Stored items:
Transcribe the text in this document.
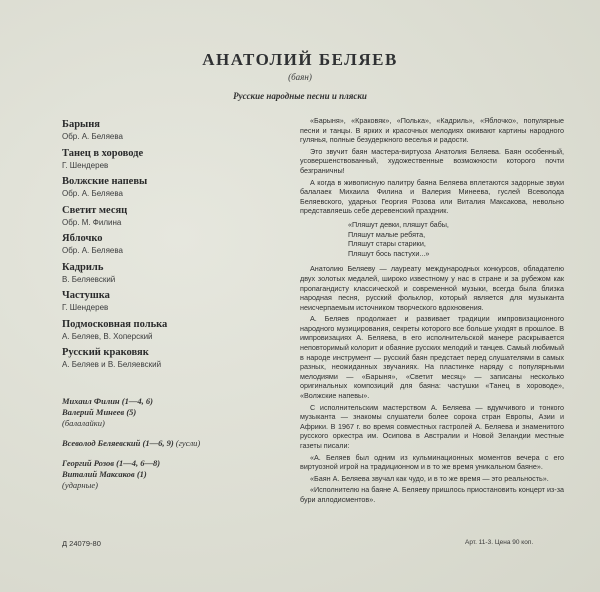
АНАТОЛИЙ БЕЛЯЕВ
(баян)
Русские народные песни и пляски
Барыня
Обр. А. Беляева
Танец в хороводе
Г. Шендерев
Волжские напевы
Обр. А. Беляева
Светит месяц
Обр. М. Филина
Яблочко
Обр. А. Беляева
Кадриль
В. Беляевский
Частушка
Г. Шендерев
Подмосковная полька
А. Беляев, В. Хоперский
Русский краковяк
А. Беляев и В. Беляевский
Михаил Филин (1—4, 6)
Валерий Минеев (5)
(балалайки)
Всеволод Беляевский (1—6, 9) (гусли)
Георгий Розов (1—4, 6—8)
Виталий Максаков (1)
(ударные)
Д 24079-80

«Барыня», «Краковяк», «Полька», «Кадриль», «Яблочко», популярные песни и танцы. В ярких и красочных мелодиях оживают картины народного гулянья, полные безудержного веселья и радости.

Это звучит баян мастера-виртуоза Анатолия Беляева. Баян особенный, усовершенствованный, художественные возможности которого почти безграничны!

А когда в живописную палитру баяна Беляева вплетаются задорные звуки балалаек Михаила Филина и Валерия Минеева, гуслей Всеволода Беляевского, ударных Георгия Розова или Виталия Максакова, невольно представляешь себе деревенский праздник.

«Пляшут девки, пляшут бабы,
Пляшут малые ребята,
Пляшут стары старики,
Пляшут бось пастухи...»

Анатолию Беляеву — лауреату международных конкурсов, обладателю двух золотых медалей, широко известному у нас в стране и за рубежом как пропагандисту классической и современной музыки, всегда была близка народная песня, русский фольклор, который является для музыканта неисчерпаемым источником творческого вдохновения.

А. Беляев продолжает и развивает традиции импровизационного народного музицирования, секреты которого все больше уходят в прошлое. В импровизациях А. Беляева, в его исполнительской манере раскрывается неповторимый колорит и обаяние русских мелодий и танцев. Самый любимый в народе инструмент — русский баян предстает перед слушателями в самых разных, неожиданных звучаниях. На пластинке наряду с популярными мелодиями — «Барыня», «Светит месяц» — записаны несколько оригинальных композиций для баяна: частушки «Танец в хороводе», «Волжские напевы».

С исполнительским мастерством А. Беляева — вдумчивого и тонкого музыканта — знакомы слушатели более сорока стран Европы, Азии и Африки. В 1967 г. во время совместных гастролей А. Беляева и знаменитого русского оркестра им. Осипова в Австралии и Новой Зеландии местные газеты писали:

«А. Беляев был одним из кульминационных моментов вечера с его виртуозной игрой на традиционном и в то же время уникальном баяне».

«Баян А. Беляева звучал как чудо, и в то же время — это реальность».

«Исполнителю на баяне А. Беляеву пришлось приостановить концерт из-за бури аплодисментов».

Арт. 11-3. Цена 90 коп.
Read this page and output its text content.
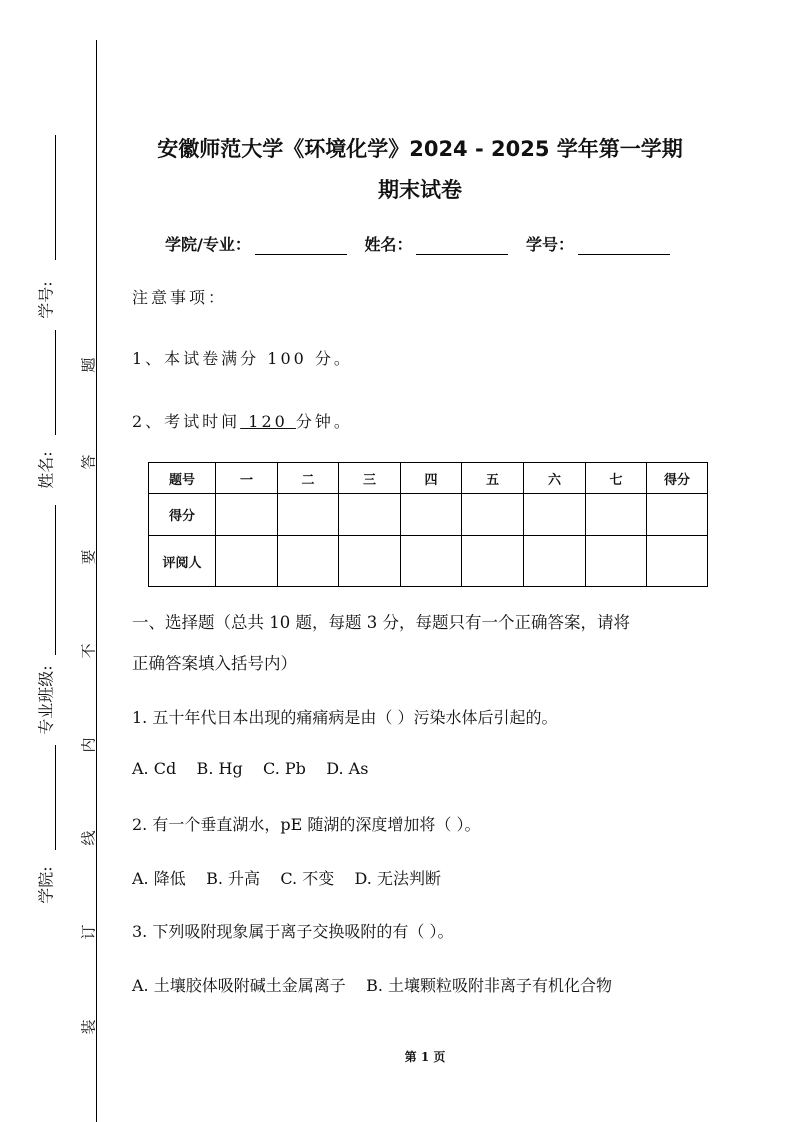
学号:
姓名:
专业班级:
学院:
题
答
要
不
内
线
订
装
安徽师范大学《环境化学》2024 - 2025 学年第一学期
期末试卷
学院/专业：	姓名：	学号：
注意事项：
1、本试卷满分 100 分。
2、考试时间 120 分钟。
题号	一	二	三	四	五	六	七	得分
得分								
评阅人								
一、选择题（总共 10 题，每题 3 分，每题只有一个正确答案，请将
正确答案填入括号内）
1. 五十年代日本出现的痛痛病是由（ ）污染水体后引起的。
A. Cd    B. Hg    C. Pb    D. As
2. 有一个垂直湖水，pE 随湖的深度增加将（ ）。
A. 降低    B. 升高    C. 不变    D. 无法判断
3. 下列吸附现象属于离子交换吸附的有（ ）。
A. 土壤胶体吸附碱土金属离子    B. 土壤颗粒吸附非离子有机化合物
第 1 页
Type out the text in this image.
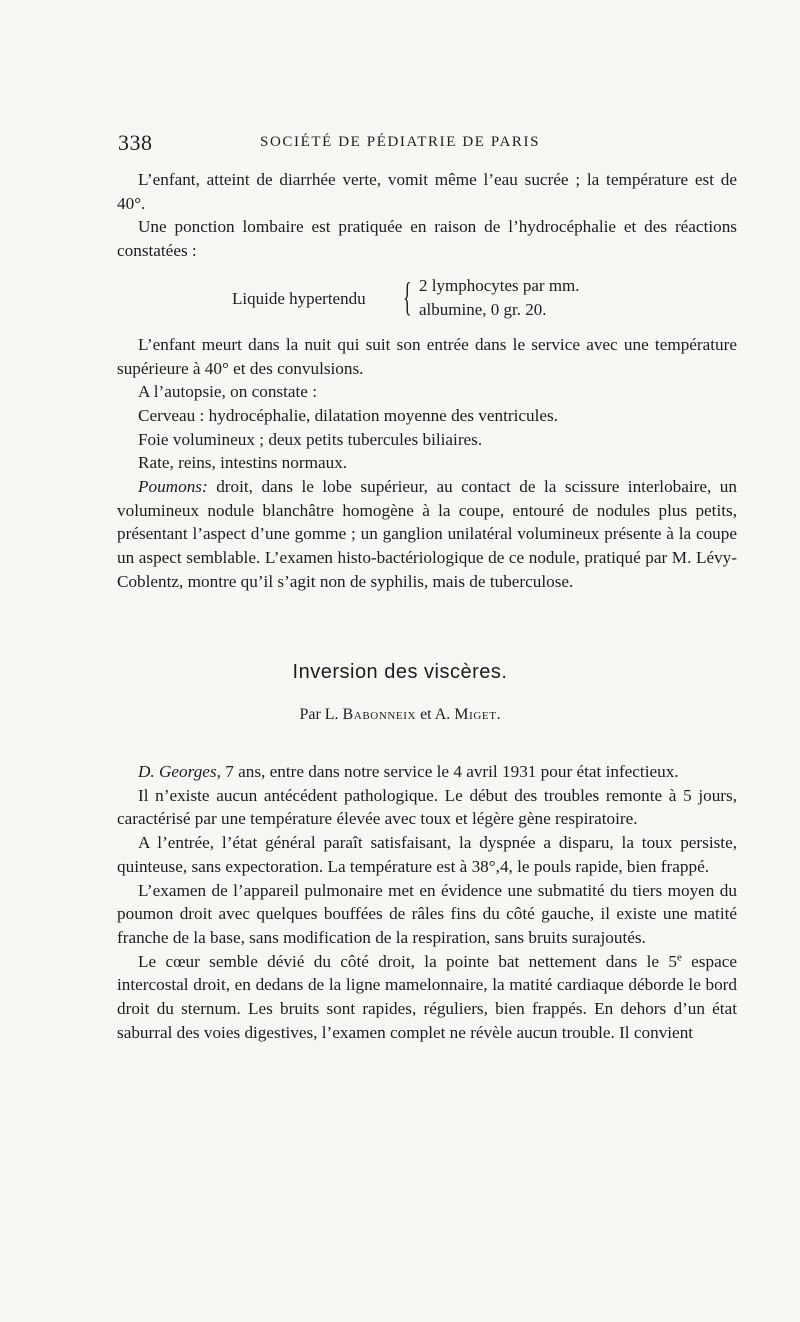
338	SOCIÉTÉ DE PÉDIATRIE DE PARIS

L’enfant, atteint de diarrhée verte, vomit même l’eau sucrée ; la température est de 40°.

Une ponction lombaire est pratiquée en raison de l’hydrocéphalie et des réactions constatées :

Liquide hypertendu { 2 lymphocytes par mm.
albumine, 0 gr. 20.

L’enfant meurt dans la nuit qui suit son entrée dans le service avec une température supérieure à 40° et des convulsions.

A l’autopsie, on constate :

Cerveau : hydrocéphalie, dilatation moyenne des ventricules.

Foie volumineux ; deux petits tubercules biliaires.

Rate, reins, intestins normaux.

Poumons: droit, dans le lobe supérieur, au contact de la scissure interlobaire, un volumineux nodule blanchâtre homogène à la coupe, entouré de nodules plus petits, présentant l’aspect d’une gomme ; un ganglion unilatéral volumineux présente à la coupe un aspect semblable. L’examen histo-bactériologique de ce nodule, pratiqué par M. Lévy-Coblentz, montre qu’il s’agit non de syphilis, mais de tuberculose.

Inversion des viscères.
Par L. Babonneix et A. Miget.

D. Georges, 7 ans, entre dans notre service le 4 avril 1931 pour état infectieux.

Il n’existe aucun antécédent pathologique. Le début des troubles remonte à 5 jours, caractérisé par une température élevée avec toux et légère gène respiratoire.

A l’entrée, l’état général paraît satisfaisant, la dyspnée a disparu, la toux persiste, quinteuse, sans expectoration. La température est à 38°,4, le pouls rapide, bien frappé.

L’examen de l’appareil pulmonaire met en évidence une submatité du tiers moyen du poumon droit avec quelques bouffées de râles fins du côté gauche, il existe une matité franche de la base, sans modification de la respiration, sans bruits surajoutés.

Le cœur semble dévié du côté droit, la pointe bat nettement dans le 5e espace intercostal droit, en dedans de la ligne mamelonnaire, la matité cardiaque déborde le bord droit du sternum. Les bruits sont rapides, réguliers, bien frappés. En dehors d’un état saburral des voies digestives, l’examen complet ne révèle aucun trouble. Il convient
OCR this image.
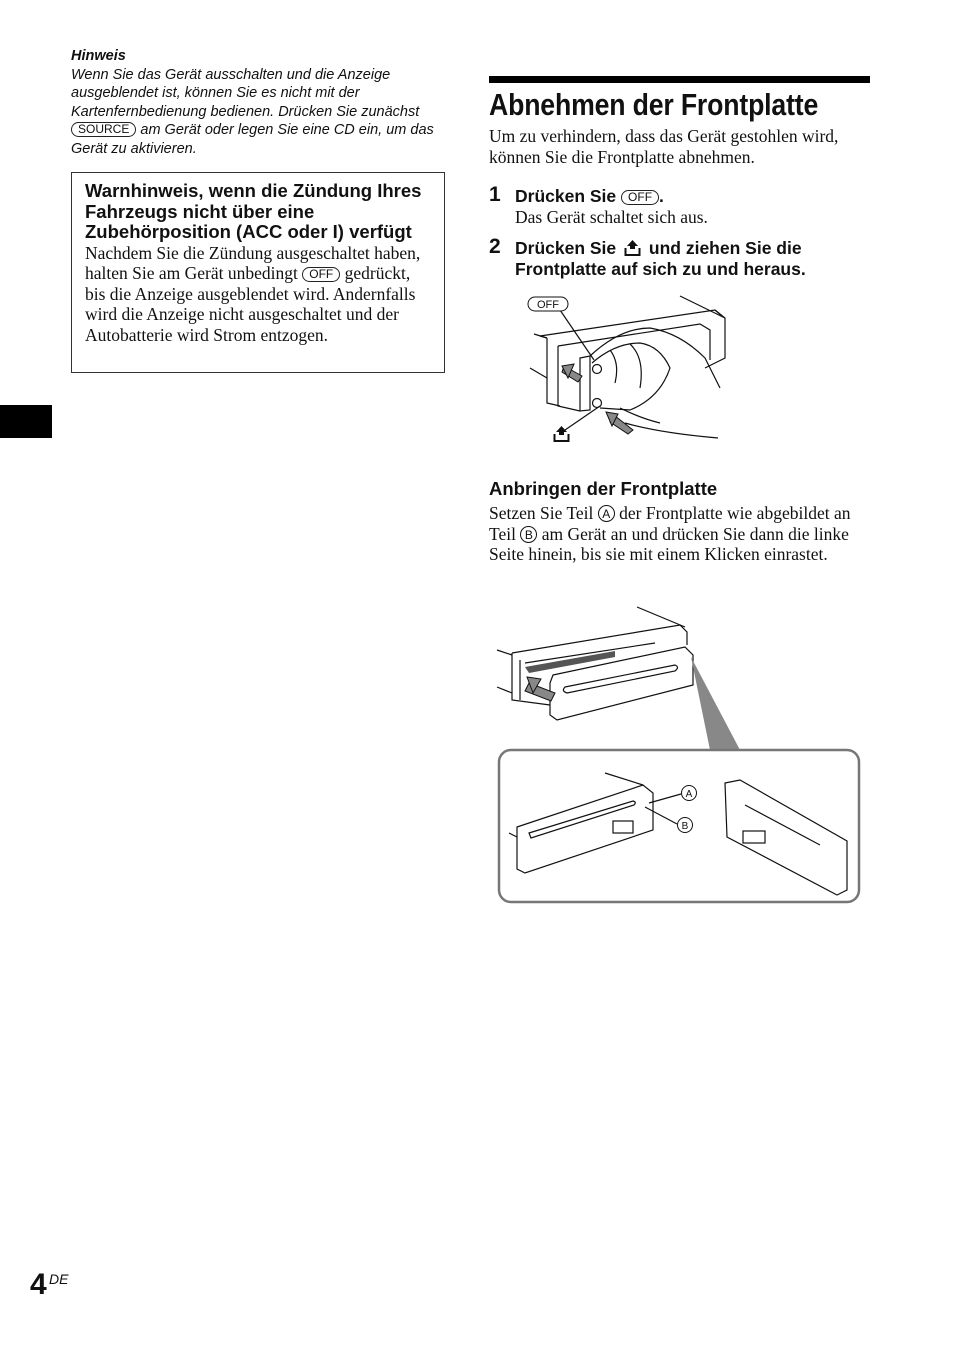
Hinweis
Wenn Sie das Gerät ausschalten und die Anzeige ausgeblendet ist, können Sie es nicht mit der Kartenfernbedienung bedienen. Drücken Sie zunächst SOURCE am Gerät oder legen Sie eine CD ein, um das Gerät zu aktivieren.
Warnhinweis, wenn die Zündung Ihres Fahrzeugs nicht über eine Zubehörposition (ACC oder I) verfügt
Nachdem Sie die Zündung ausgeschaltet haben, halten Sie am Gerät unbedingt OFF gedrückt, bis die Anzeige ausgeblendet wird. Andernfalls wird die Anzeige nicht ausgeschaltet und der Autobatterie wird Strom entzogen.
Abnehmen der Frontplatte
Um zu verhindern, dass das Gerät gestohlen wird, können Sie die Frontplatte abnehmen.
1 Drücken Sie OFF .
Das Gerät schaltet sich aus.
2 Drücken Sie und ziehen Sie die Frontplatte auf sich zu und heraus.
OFF
Anbringen der Frontplatte
Setzen Sie Teil A der Frontplatte wie abgebildet an Teil B am Gerät an und drücken Sie dann die linke Seite hinein, bis sie mit einem Klicken einrastet.
A
B
4 DE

● **Problem requirements**
The records above are to be restated exactly, without their pictures.

● **Answer to the problem**
Transcribe the text in this document.
АНАТОЛИЙ БЕЛЯЕВ
(баян)
Русские народные песни и пляски
Барыня
Обр. А. Беляева
Танец в хороводе
Г. Шендерев
Волжские напевы
Обр. А. Беляева
Светит месяц
Обр. М. Филина
Яблочко
Обр. А. Беляева
Кадриль
В. Беляевский
Частушка
Г. Шендерев
Подмосковная полька
А. Беляев, В. Хоперский
Русский краковяк
А. Беляев и В. Беляевский
Михаил Филин (1—4, 6)
Валерий Минеев (5)
(балалайки)
Всеволод Беляевский (1—6, 9) (гусли)
Георгий Розов (1—4, 6—8)
Виталий Максаков (1)
(ударные)
Д 24079-80

«Барыня», «Краковяк», «Полька», «Кадриль», «Яблочко», популярные песни и танцы. В ярких и красочных мелодиях оживают картины народного гулянья, полные безудержного веселья и радости.

Это звучит баян мастера-виртуоза Анатолия Беляева. Баян особенный, усовершенствованный, художественные возможности которого почти безграничны!

А когда в живописную палитру баяна Беляева вплетаются задорные звуки балалаек Михаила Филина и Валерия Минеева, гуслей Всеволода Беляевского, ударных Георгия Розова или Виталия Максакова, невольно представляешь себе деревенский праздник.

«Пляшут девки, пляшут бабы,
Пляшут малые ребята,
Пляшут стары старики,
Пляшут бось пастухи...»

Анатолию Беляеву — лауреату международных конкурсов, обладателю двух золотых медалей, широко известному у нас в стране и за рубежом как пропагандисту классической и современной музыки, всегда была близка народная песня, русский фольклор, который является для музыканта неисчерпаемым источником творческого вдохновения.

А. Беляев продолжает и развивает традиции импровизационного народного музицирования, секреты которого все больше уходят в прошлое. В импровизациях А. Беляева, в его исполнительской манере раскрывается неповторимый колорит и обаяние русских мелодий и танцев. Самый любимый в народе инструмент — русский баян предстает перед слушателями в самых разных, неожиданных звучаниях. На пластинке наряду с популярными мелодиями — «Барыня», «Светит месяц» — записаны несколько оригинальных композиций для баяна: частушки «Танец в хороводе», «Волжские напевы».

С исполнительским мастерством А. Беляева — вдумчивого и тонкого музыканта — знакомы слушатели более сорока стран Европы, Азии и Африки. В 1967 г. во время совместных гастролей А. Беляева и знаменитого русского оркестра им. Осипова в Австралии и Новой Зеландии местные газеты писали:

«А. Беляев был одним из кульминационных моментов вечера с его виртуозной игрой на традиционном и в то же время уникальном баяне».

«Баян А. Беляева звучал как чудо, и в то же время — это реальность».

«Исполнителю на баяне А. Беляеву пришлось приостановить концерт из-за бури аплодисментов».

Арт. 11-3. Цена 90 коп.
Read this page and output its text content.
学号:
姓名:
专业班级:
学院:
题
答
要
不
内
线
订
装
安徽师范大学《环境化学》2024 - 2025 学年第一学期
期末试卷
学院/专业：	姓名：	学号：
注意事项：
1、本试卷满分 100 分。
2、考试时间 120 分钟。
题号	一	二	三	四	五	六	七	得分
得分								
评阅人								
一、选择题（总共 10 题，每题 3 分，每题只有一个正确答案，请将
正确答案填入括号内）
1. 五十年代日本出现的痛痛病是由（ ）污染水体后引起的。
A. Cd    B. Hg    C. Pb    D. As
2. 有一个垂直湖水，pE 随湖的深度增加将（ ）。
A. 降低    B. 升高    C. 不变    D. 无法判断
3. 下列吸附现象属于离子交换吸附的有（ ）。
A. 土壤胶体吸附碱土金属离子    B. 土壤颗粒吸附非离子有机化合物
第 1 页
Type out the text in this image.
338	SOCIÉTÉ DE PÉDIATRIE DE PARIS

L’enfant, atteint de diarrhée verte, vomit même l’eau sucrée ; la température est de 40°.

Une ponction lombaire est pratiquée en raison de l’hydrocéphalie et des réactions constatées :

Liquide hypertendu { 2 lymphocytes par mm.
albumine, 0 gr. 20.

L’enfant meurt dans la nuit qui suit son entrée dans le service avec une température supérieure à 40° et des convulsions.

A l’autopsie, on constate :

Cerveau : hydrocéphalie, dilatation moyenne des ventricules.

Foie volumineux ; deux petits tubercules biliaires.

Rate, reins, intestins normaux.

Poumons: droit, dans le lobe supérieur, au contact de la scissure interlobaire, un volumineux nodule blanchâtre homogène à la coupe, entouré de nodules plus petits, présentant l’aspect d’une gomme ; un ganglion unilatéral volumineux présente à la coupe un aspect semblable. L’examen histo-bactériologique de ce nodule, pratiqué par M. Lévy-Coblentz, montre qu’il s’agit non de syphilis, mais de tuberculose.

Inversion des viscères.
Par L. Babonneix et A. Miget.

D. Georges, 7 ans, entre dans notre service le 4 avril 1931 pour état infectieux.

Il n’existe aucun antécédent pathologique. Le début des troubles remonte à 5 jours, caractérisé par une température élevée avec toux et légère gène respiratoire.

A l’entrée, l’état général paraît satisfaisant, la dyspnée a disparu, la toux persiste, quinteuse, sans expectoration. La température est à 38°,4, le pouls rapide, bien frappé.

L’examen de l’appareil pulmonaire met en évidence une submatité du tiers moyen du poumon droit avec quelques bouffées de râles fins du côté gauche, il existe une matité franche de la base, sans modification de la respiration, sans bruits surajoutés.

Le cœur semble dévié du côté droit, la pointe bat nettement dans le 5e espace intercostal droit, en dedans de la ligne mamelonnaire, la matité cardiaque déborde le bord droit du sternum. Les bruits sont rapides, réguliers, bien frappés. En dehors d’un état saburral des voies digestives, l’examen complet ne révèle aucun trouble. Il convient
OCR this image.
Hinweis
Wenn Sie das Gerät ausschalten und die Anzeige ausgeblendet ist, können Sie es nicht mit der Kartenfernbedienung bedienen. Drücken Sie zunächst SOURCE am Gerät oder legen Sie eine CD ein, um das Gerät zu aktivieren.
Warnhinweis, wenn die Zündung Ihres Fahrzeugs nicht über eine Zubehörposition (ACC oder I) verfügt
Nachdem Sie die Zündung ausgeschaltet haben, halten Sie am Gerät unbedingt OFF gedrückt, bis die Anzeige ausgeblendet wird. Andernfalls wird die Anzeige nicht ausgeschaltet und der Autobatterie wird Strom entzogen.
Abnehmen der Frontplatte
Um zu verhindern, dass das Gerät gestohlen wird, können Sie die Frontplatte abnehmen.
1 Drücken Sie OFF .
Das Gerät schaltet sich aus.
2 Drücken Sie und ziehen Sie die Frontplatte auf sich zu und heraus.
OFF
Anbringen der Frontplatte
Setzen Sie Teil A der Frontplatte wie abgebildet an Teil B am Gerät an und drücken Sie dann die linke Seite hinein, bis sie mit einem Klicken einrastet.
A
B
4 DE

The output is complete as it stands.